■ **What is expected**
Show all lines from the data that include the word "стояночного".

■ **Given records**
• • • • •
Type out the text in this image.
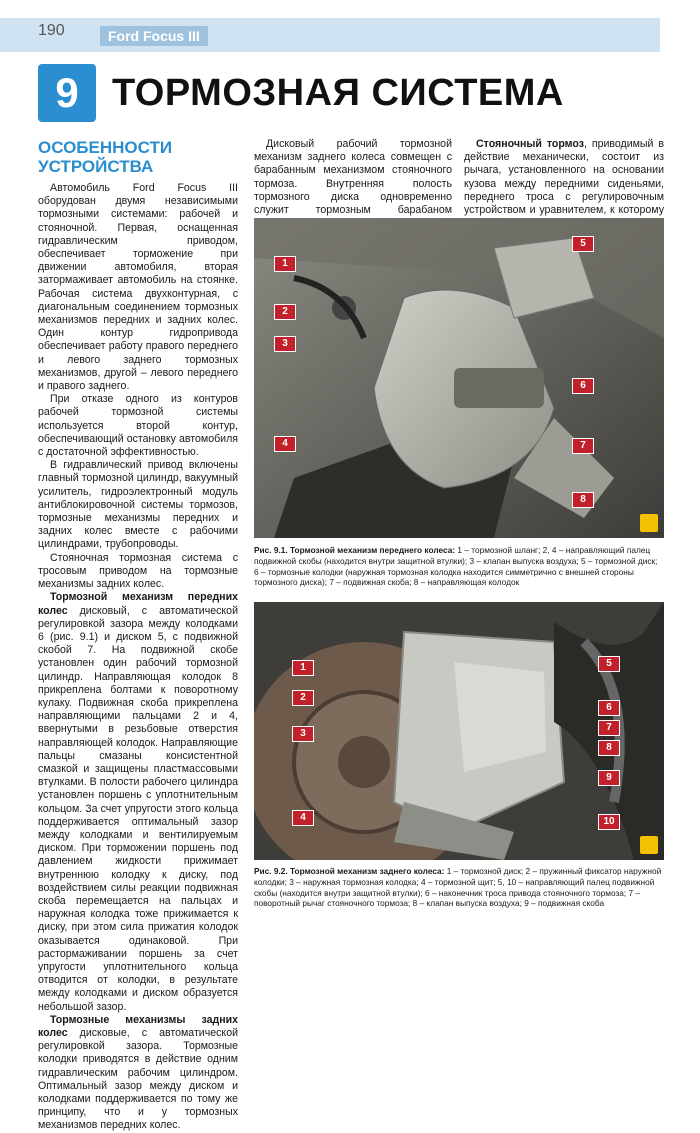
190	Ford Focus III
9 ТОРМОЗНАЯ СИСТЕМА
ОСОБЕННОСТИ УСТРОЙСТВА

Автомобиль Ford Focus III оборудован двумя независимыми тормозными системами: рабочей и стояночной. Первая, оснащенная гидравлическим приводом, обеспечивает торможение при движении автомобиля, вторая затормаживает автомобиль на стоянке. Рабочая система двухконтурная, с диагональным соединением тормозных механизмов передних и задних колес. Один контур гидропривода обеспечивает работу правого переднего и левого заднего тормозных механизмов, другой – левого переднего и правого заднего.

При отказе одного из контуров рабочей тормозной системы используется второй контур, обеспечивающий остановку автомобиля с достаточной эффективностью.

В гидравлический привод включены главный тормозной цилиндр, вакуумный усилитель, гидроэлектронный модуль антиблокировочной системы тормозов, тормозные механизмы передних и задних колес вместе с рабочими цилиндрами, трубопроводы.

Стояночная тормозная система с тросовым приводом на тормозные механизмы задних колес.

Тормозной механизм передних колес дисковый, с автоматической регулировкой зазора между колодками 6 (рис. 9.1) и диском 5, с подвижной скобой 7. На подвижной скобе установлен один рабочий тормозной цилиндр. Направляющая колодок 8 прикреплена болтами к поворотному кулаку. Подвижная скоба прикреплена направляющими пальцами 2 и 4, ввернутыми в резьбовые отверстия направляющей колодок. Направляющие пальцы смазаны консистентной смазкой и защищены пластмассовыми втулками. В полости рабочего цилиндра установлен поршень с уплотнительным кольцом. За счет упругости этого кольца поддерживается оптимальный зазор между колодками и вентилируемым диском. При торможении поршень под давлением жидкости прижимает внутреннюю колодку к диску, под воздействием силы реакции подвижная скоба перемещается на пальцах и наружная колодка тоже прижимается к диску, при этом сила прижатия колодок оказывается одинаковой. При растормаживании поршень за счет упругости уплотнительного кольца отводится от колодки, в результате между колодками и диском образуется небольшой зазор.

Тормозные механизмы задних колес дисковые, с автоматической регулировкой зазора. Тормозные колодки приводятся в действие одним гидравлическим рабочим цилиндром. Оптимальный зазор между диском и колодками поддерживается по тому же принципу, что и у тормозных механизмов передних колес.

Дисковый рабочий тормозной механизм заднего колеса совмещен с барабанным механизмом стояночного тормоза. Внутренняя полость тормозного диска одновременно служит тормозным барабаном

Стояночный тормоз, приводимый в действие механически, состоит из рычага, установленного на основании кузова между передними сиденьями, переднего троса с регулировочным устройством и уравнителем, к которому

1
2
3
4
5
6
7
8
Рис. 9.1. Тормозной механизм переднего колеса: 1 – тормозной шланг; 2, 4 – направляющий палец подвижной скобы (находится внутри защитной втулки); 3 – клапан выпуска воздуха; 5 – тормозной диск; 6 – тормозные колодки (наружная тормозная колодка находится симметрично с внешней стороны тормозного диска); 7 – подвижная скоба; 8 – направляющая колодок
1
2
3
4
5
6
7
8
9
10
Рис. 9.2. Тормозной механизм заднего колеса: 1 – тормозной диск; 2 – пружинный фиксатор наружной колодки; 3 – наружная тормозная колодка; 4 – тормозной щит; 5, 10 – направляющий палец подвижной скобы (находится внутри защитной втулки); 6 – наконечник троса привода стояночного тормоза; 7 – поворотный рычаг стояночного тормоза; 8 – клапан выпуска воздуха; 9 – подвижная скоба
• • • • •
■ **Result**
Дисковый рабочий тормозной механизм заднего колеса совмещен с барабанным механизмом стояночного тормоза. Внутренняя полость тормозного диска одновременно служит тормозным барабаном
Рис. 9.2. Тормозной механизм заднего колеса: 1 – тормозной диск; 2 – пружинный фиксатор наружной колодки; 3 – наружная тормозная колодка; 4 – тормозной щит; 5, 10 – направляющий палец подвижной скобы (находится внутри защитной втулки); 6 – наконечник троса привода стояночного тормоза; 7 – поворотный рычаг стояночного тормоза; 8 – клапан выпуска воздуха; 9 – подвижная скоба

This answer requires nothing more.